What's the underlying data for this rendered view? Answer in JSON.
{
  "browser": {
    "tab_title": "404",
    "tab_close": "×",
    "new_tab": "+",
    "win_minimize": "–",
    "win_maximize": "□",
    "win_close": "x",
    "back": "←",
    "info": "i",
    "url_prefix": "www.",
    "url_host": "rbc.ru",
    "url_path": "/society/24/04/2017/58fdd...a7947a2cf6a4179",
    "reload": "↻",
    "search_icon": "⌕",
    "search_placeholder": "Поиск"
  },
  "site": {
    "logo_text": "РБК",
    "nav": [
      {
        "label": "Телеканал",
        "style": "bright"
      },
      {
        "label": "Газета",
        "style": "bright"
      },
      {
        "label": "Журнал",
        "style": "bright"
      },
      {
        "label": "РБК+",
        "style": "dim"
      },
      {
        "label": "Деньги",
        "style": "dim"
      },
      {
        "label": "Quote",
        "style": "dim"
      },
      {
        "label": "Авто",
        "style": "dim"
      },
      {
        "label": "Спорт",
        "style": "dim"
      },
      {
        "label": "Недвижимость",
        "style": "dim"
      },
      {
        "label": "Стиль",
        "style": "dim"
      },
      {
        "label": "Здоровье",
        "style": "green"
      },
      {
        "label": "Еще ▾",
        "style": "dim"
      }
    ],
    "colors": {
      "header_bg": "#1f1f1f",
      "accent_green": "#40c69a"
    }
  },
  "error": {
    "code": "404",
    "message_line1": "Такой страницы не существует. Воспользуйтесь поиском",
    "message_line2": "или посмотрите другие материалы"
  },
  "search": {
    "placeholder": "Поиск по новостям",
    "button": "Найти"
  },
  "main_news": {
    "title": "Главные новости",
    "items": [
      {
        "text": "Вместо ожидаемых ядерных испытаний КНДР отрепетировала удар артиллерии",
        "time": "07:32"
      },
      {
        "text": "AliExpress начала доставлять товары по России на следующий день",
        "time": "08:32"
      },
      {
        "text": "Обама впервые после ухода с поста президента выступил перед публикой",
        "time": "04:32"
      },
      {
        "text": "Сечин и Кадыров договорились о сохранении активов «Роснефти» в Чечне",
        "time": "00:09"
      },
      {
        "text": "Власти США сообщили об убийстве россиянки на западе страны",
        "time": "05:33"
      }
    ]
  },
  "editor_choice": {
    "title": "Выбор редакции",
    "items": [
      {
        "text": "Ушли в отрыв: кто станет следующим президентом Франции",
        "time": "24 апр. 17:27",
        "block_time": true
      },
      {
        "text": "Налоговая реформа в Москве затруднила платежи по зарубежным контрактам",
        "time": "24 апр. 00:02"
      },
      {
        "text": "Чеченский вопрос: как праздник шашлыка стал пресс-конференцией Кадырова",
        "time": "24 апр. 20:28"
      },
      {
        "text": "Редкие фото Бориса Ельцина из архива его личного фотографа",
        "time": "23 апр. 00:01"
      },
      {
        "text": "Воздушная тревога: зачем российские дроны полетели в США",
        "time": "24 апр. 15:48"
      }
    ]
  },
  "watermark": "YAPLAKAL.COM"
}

+ + + + +

▶ _Exercise aim_: Among the lines of the records above, count those holding the string "label", and report only the number.

▶ _Written response_: 12